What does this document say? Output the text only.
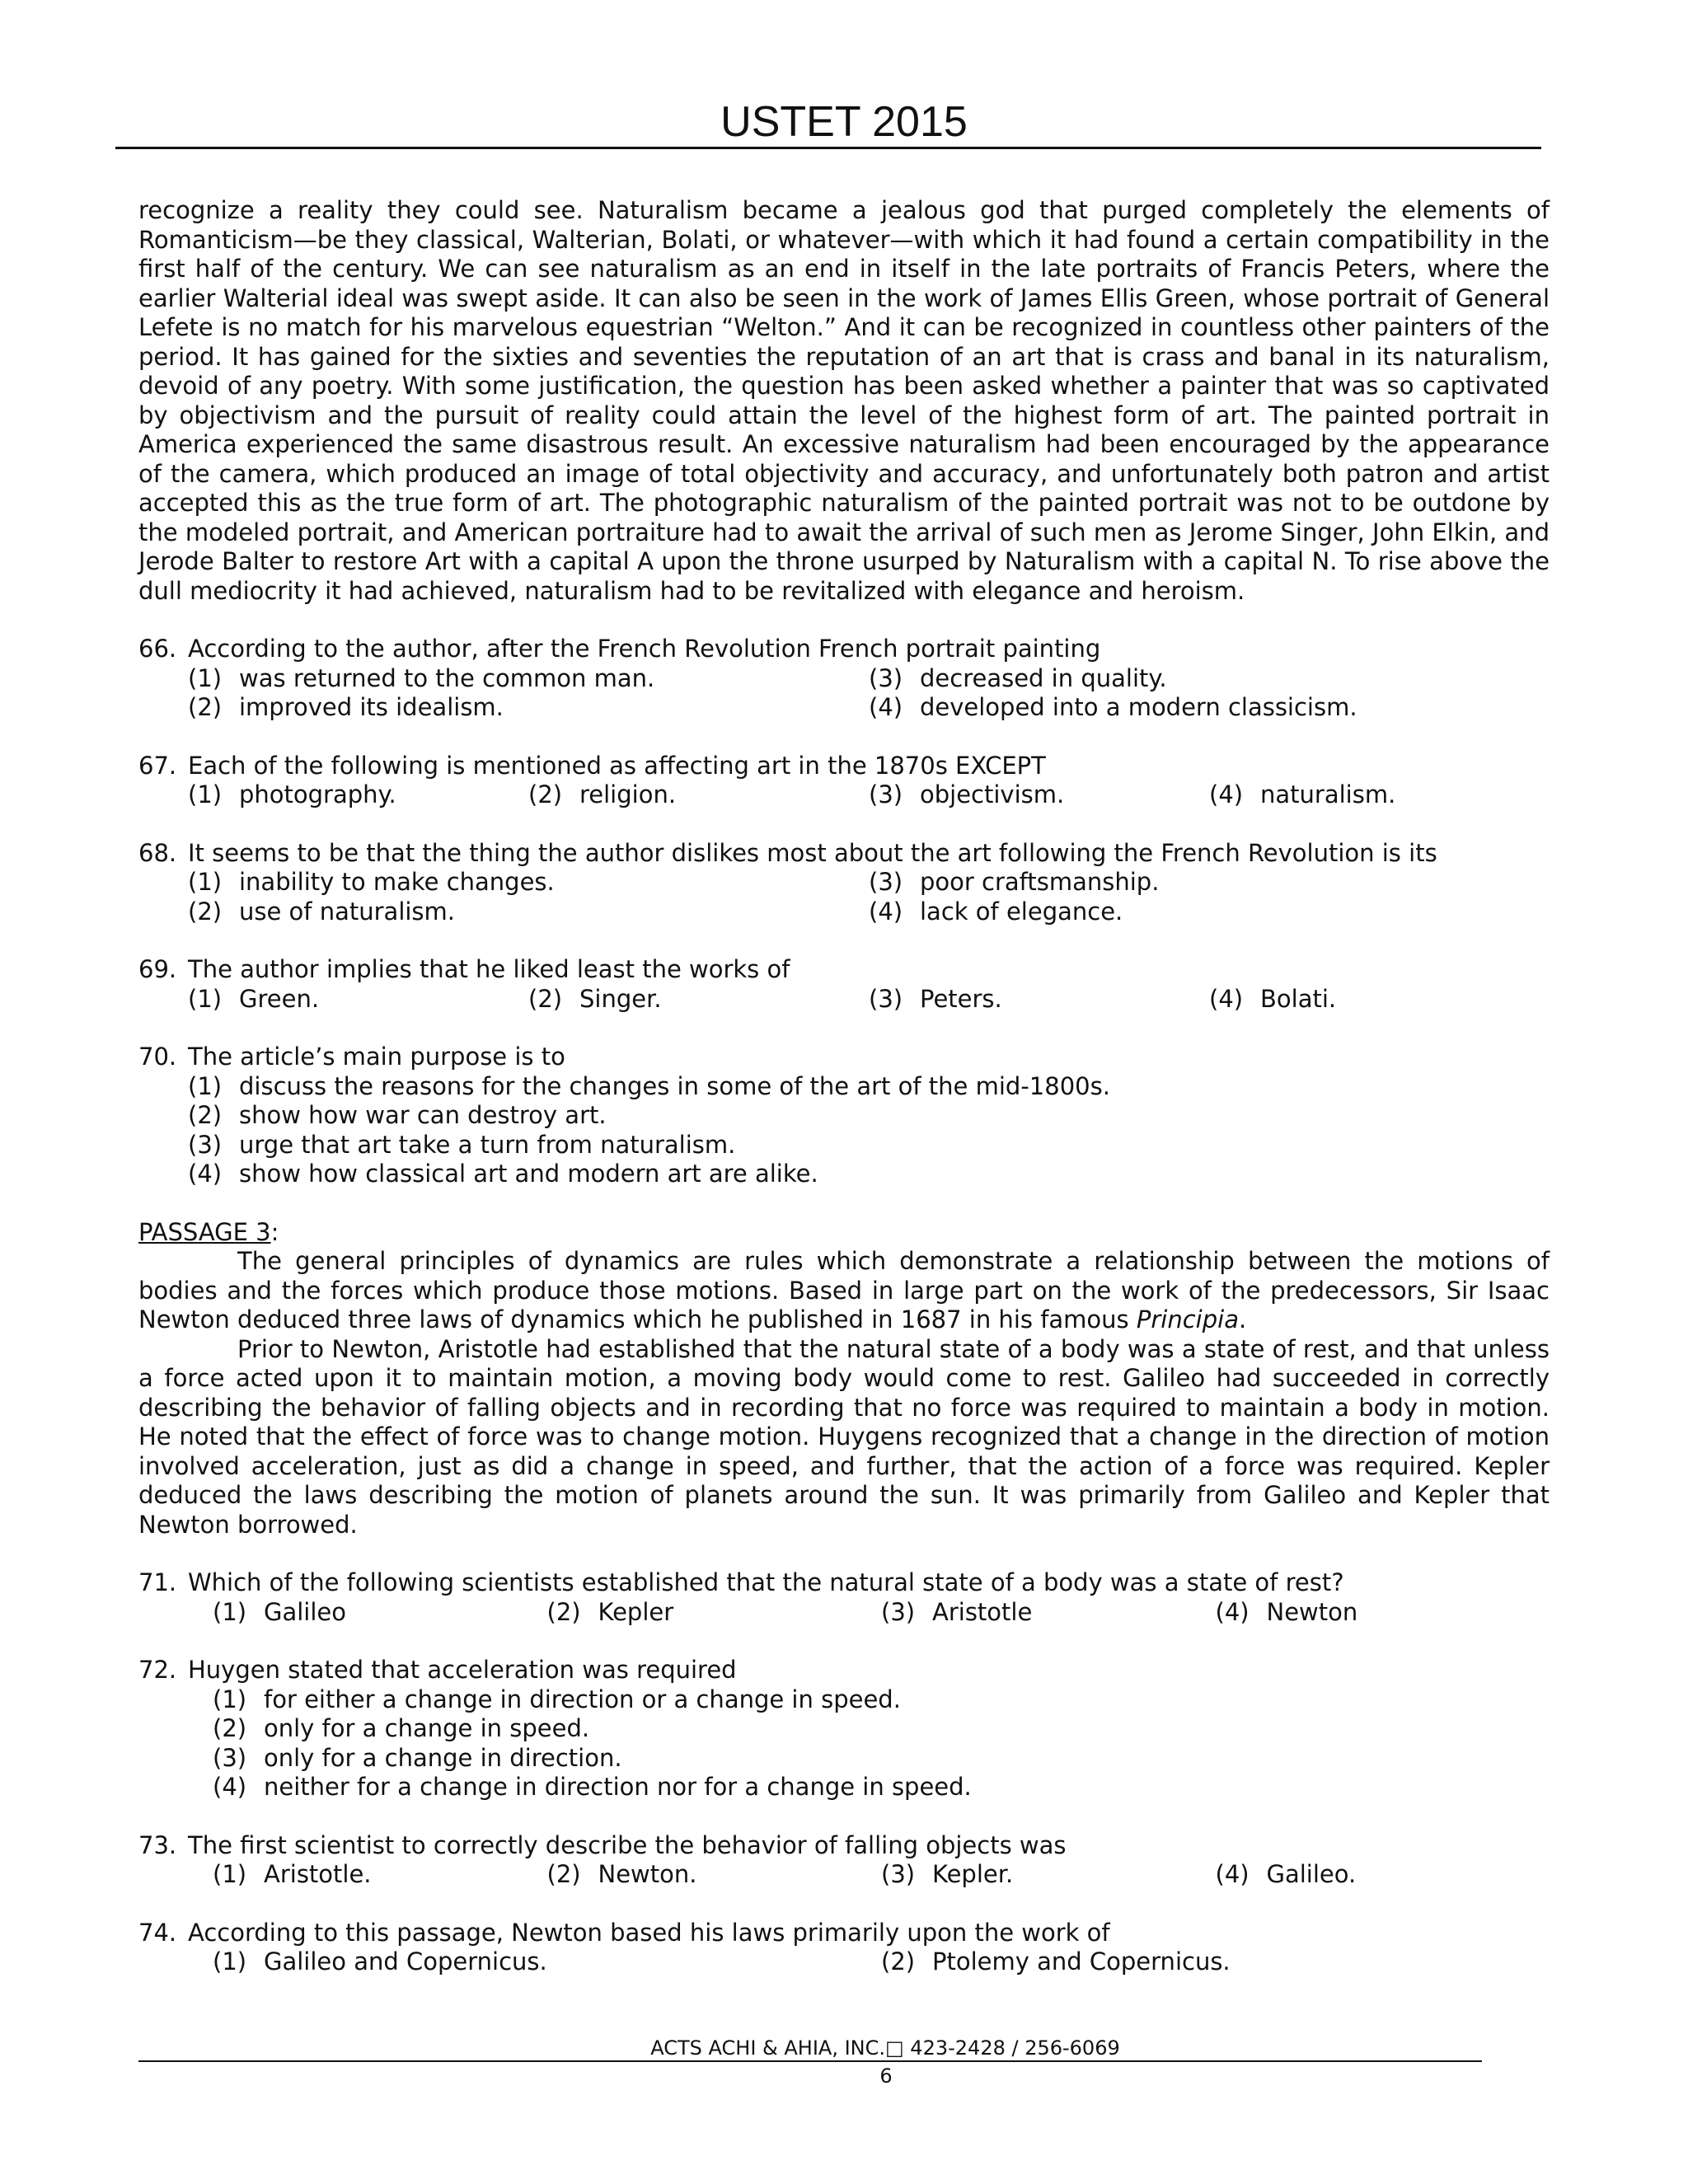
USTET 2015

recognize a reality they could see. Naturalism became a jealous god that purged completely the elements of Romanticism—be they classical, Walterian, Bolati, or whatever—with which it had found a certain compatibility in the first half of the century. We can see naturalism as an end in itself in the late portraits of Francis Peters, where the earlier Walterial ideal was swept aside. It can also be seen in the work of James Ellis Green, whose portrait of General Lefete is no match for his marvelous equestrian “Welton.” And it can be recognized in countless other painters of the period. It has gained for the sixties and seventies the reputation of an art that is crass and banal in its naturalism, devoid of any poetry. With some justification, the question has been asked whether a painter that was so captivated by objectivism and the pursuit of reality could attain the level of the highest form of art. The painted portrait in America experienced the same disastrous result. An excessive naturalism had been encouraged by the appearance of the camera, which produced an image of total objectivity and accuracy, and unfortunately both patron and artist accepted this as the true form of art. The photographic naturalism of the painted portrait was not to be outdone by the modeled portrait, and American portraiture had to await the arrival of such men as Jerome Singer, John Elkin, and Jerode Balter to restore Art with a capital A upon the throne usurped by Naturalism with a capital N. To rise above the dull mediocrity it had achieved, naturalism had to be revitalized with elegance and heroism.

66. According to the author, after the French Revolution French portrait painting
(1) was returned to the common man.	(3) decreased in quality.
(2) improved its idealism.	(4) developed into a modern classicism.
67. Each of the following is mentioned as affecting art in the 1870s EXCEPT
(1) photography.	(2) religion.	(3) objectivism.	(4) naturalism.
68. It seems to be that the thing the author dislikes most about the art following the French Revolution is its
(1) inability to make changes.	(3) poor craftsmanship.
(2) use of naturalism.	(4) lack of elegance.
69. The author implies that he liked least the works of
(1) Green.	(2) Singer.	(3) Peters.	(4) Bolati.
70. The article’s main purpose is to
(1) discuss the reasons for the changes in some of the art of the mid-1800s.
(2) show how war can destroy art.
(3) urge that art take a turn from naturalism.
(4) show how classical art and modern art are alike.
PASSAGE 3:

The general principles of dynamics are rules which demonstrate a relationship between the motions of bodies and the forces which produce those motions. Based in large part on the work of the predecessors, Sir Isaac Newton deduced three laws of dynamics which he published in 1687 in his famous Principia.

Prior to Newton, Aristotle had established that the natural state of a body was a state of rest, and that unless a force acted upon it to maintain motion, a moving body would come to rest. Galileo had succeeded in correctly describing the behavior of falling objects and in recording that no force was required to maintain a body in motion. He noted that the effect of force was to change motion. Huygens recognized that a change in the direction of motion involved acceleration, just as did a change in speed, and further, that the action of a force was required. Kepler deduced the laws describing the motion of planets around the sun. It was primarily from Galileo and Kepler that Newton borrowed.

71. Which of the following scientists established that the natural state of a body was a state of rest?
(1) Galileo	(2) Kepler	(3) Aristotle	(4) Newton
72. Huygen stated that acceleration was required
(1) for either a change in direction or a change in speed.
(2) only for a change in speed.
(3) only for a change in direction.
(4) neither for a change in direction nor for a change in speed.
73. The first scientist to correctly describe the behavior of falling objects was
(1) Aristotle.	(2) Newton.	(3) Kepler.	(4) Galileo.
74. According to this passage, Newton based his laws primarily upon the work of
(1) Galileo and Copernicus.	(2) Ptolemy and Copernicus.
ACTS ACHI & AHIA, INC.□ 423-2428 / 256-6069
6
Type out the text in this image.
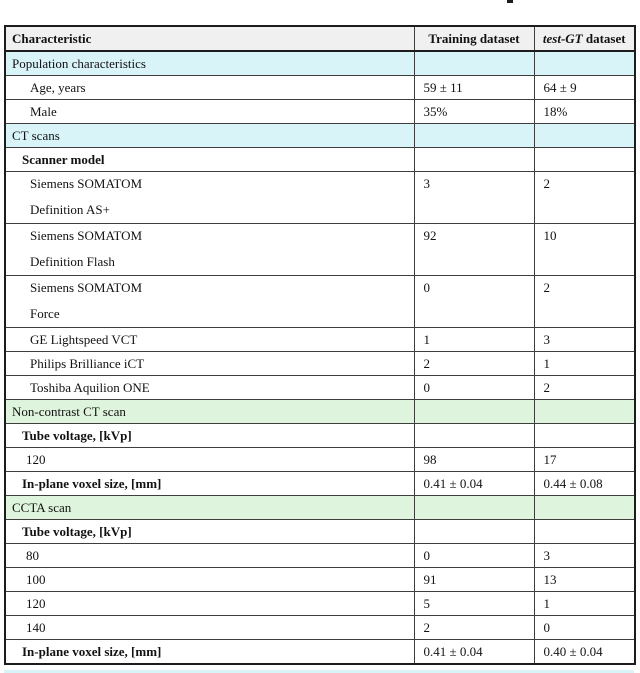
Characteristic	Training dataset	test-GT dataset
Population characteristics		
Age, years	59 ± 11	64 ± 9
Male	35%	18%
CT scans		
Scanner model		

Siemens SOMATOM
Definition AS+	3	2

Siemens SOMATOM
Definition Flash	92	10

Siemens SOMATOM
Force	0	2
GE Lightspeed VCT	1	3
Philips Brilliance iCT	2	1
Toshiba Aquilion ONE	0	2
Non-contrast CT scan		
Tube voltage, [kVp]		
120	98	17
In-plane voxel size, [mm]	0.41 ± 0.04	0.44 ± 0.08
CCTA scan		
Tube voltage, [kVp]		
80	0	3
100	91	13
120	5	1
140	2	0
In-plane voxel size, [mm]	0.41 ± 0.04	0.40 ± 0.04
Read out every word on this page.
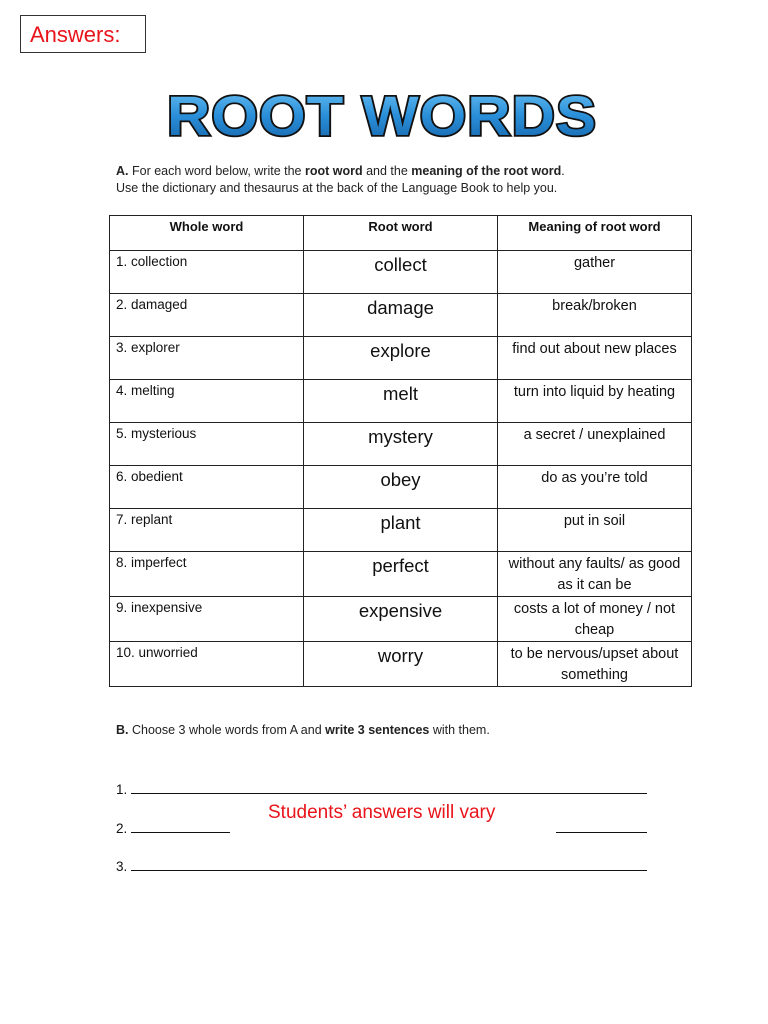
Answers:
ROOT WORDS
A. For each word below, write the root word and the meaning of the root word.
Use the dictionary and thesaurus at the back of the Language Book to help you.
Whole word	Root word	Meaning of root word
1. collection	collect	gather
2. damaged	damage	break/broken
3. explorer	explore	find out about new places
4. melting	melt	turn into liquid by heating
5. mysterious	mystery	a secret / unexplained
6. obedient	obey	do as you’re told
7. replant	plant	put in soil
8. imperfect	perfect	without any faults/ as good as it can be
9. inexpensive	expensive	costs a lot of money / not cheap
10. unworried	worry	to be nervous/upset about something
B. Choose 3 whole words from A and write 3 sentences with them.
1.
2.
3.
Students’ answers will vary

____________________

## WHAT THE EXERCISE ASKS
Repeat all of the data above word for word, minus the pictures.

## TASK RESPONSE
What does this document say? Output the text only.
USTET 2015

recognize a reality they could see. Naturalism became a jealous god that purged completely the elements of Romanticism—be they classical, Walterian, Bolati, or whatever—with which it had found a certain compatibility in the first half of the century. We can see naturalism as an end in itself in the late portraits of Francis Peters, where the earlier Walterial ideal was swept aside. It can also be seen in the work of James Ellis Green, whose portrait of General Lefete is no match for his marvelous equestrian “Welton.” And it can be recognized in countless other painters of the period. It has gained for the sixties and seventies the reputation of an art that is crass and banal in its naturalism, devoid of any poetry. With some justification, the question has been asked whether a painter that was so captivated by objectivism and the pursuit of reality could attain the level of the highest form of art. The painted portrait in America experienced the same disastrous result. An excessive naturalism had been encouraged by the appearance of the camera, which produced an image of total objectivity and accuracy, and unfortunately both patron and artist accepted this as the true form of art. The photographic naturalism of the painted portrait was not to be outdone by the modeled portrait, and American portraiture had to await the arrival of such men as Jerome Singer, John Elkin, and Jerode Balter to restore Art with a capital A upon the throne usurped by Naturalism with a capital N. To rise above the dull mediocrity it had achieved, naturalism had to be revitalized with elegance and heroism.

66. According to the author, after the French Revolution French portrait painting
(1) was returned to the common man.	(3) decreased in quality.
(2) improved its idealism.	(4) developed into a modern classicism.
67. Each of the following is mentioned as affecting art in the 1870s EXCEPT
(1) photography.	(2) religion.	(3) objectivism.	(4) naturalism.
68. It seems to be that the thing the author dislikes most about the art following the French Revolution is its
(1) inability to make changes.	(3) poor craftsmanship.
(2) use of naturalism.	(4) lack of elegance.
69. The author implies that he liked least the works of
(1) Green.	(2) Singer.	(3) Peters.	(4) Bolati.
70. The article’s main purpose is to
(1) discuss the reasons for the changes in some of the art of the mid-1800s.
(2) show how war can destroy art.
(3) urge that art take a turn from naturalism.
(4) show how classical art and modern art are alike.
PASSAGE 3:

The general principles of dynamics are rules which demonstrate a relationship between the motions of bodies and the forces which produce those motions. Based in large part on the work of the predecessors, Sir Isaac Newton deduced three laws of dynamics which he published in 1687 in his famous Principia.

Prior to Newton, Aristotle had established that the natural state of a body was a state of rest, and that unless a force acted upon it to maintain motion, a moving body would come to rest. Galileo had succeeded in correctly describing the behavior of falling objects and in recording that no force was required to maintain a body in motion. He noted that the effect of force was to change motion. Huygens recognized that a change in the direction of motion involved acceleration, just as did a change in speed, and further, that the action of a force was required. Kepler deduced the laws describing the motion of planets around the sun. It was primarily from Galileo and Kepler that Newton borrowed.

71. Which of the following scientists established that the natural state of a body was a state of rest?
(1) Galileo	(2) Kepler	(3) Aristotle	(4) Newton
72. Huygen stated that acceleration was required
(1) for either a change in direction or a change in speed.
(2) only for a change in speed.
(3) only for a change in direction.
(4) neither for a change in direction nor for a change in speed.
73. The first scientist to correctly describe the behavior of falling objects was
(1) Aristotle.	(2) Newton.	(3) Kepler.	(4) Galileo.
74. According to this passage, Newton based his laws primarily upon the work of
(1) Galileo and Copernicus.	(2) Ptolemy and Copernicus.
ACTS ACHI & AHIA, INC.□ 423-2428 / 256-6069
6
Type out the text in this image.
Characteristic	Training dataset	test-GT dataset
Population characteristics		
Age, years	59 ± 11	64 ± 9
Male	35%	18%
CT scans		
Scanner model		

Siemens SOMATOM
Definition AS+	3	2

Siemens SOMATOM
Definition Flash	92	10

Siemens SOMATOM
Force	0	2
GE Lightspeed VCT	1	3
Philips Brilliance iCT	2	1
Toshiba Aquilion ONE	0	2
Non-contrast CT scan		
Tube voltage, [kVp]		
120	98	17
In-plane voxel size, [mm]	0.41 ± 0.04	0.44 ± 0.08
CCTA scan		
Tube voltage, [kVp]		
80	0	3
100	91	13
120	5	1
140	2	0
In-plane voxel size, [mm]	0.41 ± 0.04	0.40 ± 0.04
Read out every word on this page.
Answers:
ROOT WORDS
A. For each word below, write the root word and the meaning of the root word.
Use the dictionary and thesaurus at the back of the Language Book to help you.
Whole word	Root word	Meaning of root word
1. collection	collect	gather
2. damaged	damage	break/broken
3. explorer	explore	find out about new places
4. melting	melt	turn into liquid by heating
5. mysterious	mystery	a secret / unexplained
6. obedient	obey	do as you’re told
7. replant	plant	put in soil
8. imperfect	perfect	without any faults/ as good as it can be
9. inexpensive	expensive	costs a lot of money / not cheap
10. unworried	worry	to be nervous/upset about something
B. Choose 3 whole words from A and write 3 sentences with them.
1.
2.
3.
Students’ answers will vary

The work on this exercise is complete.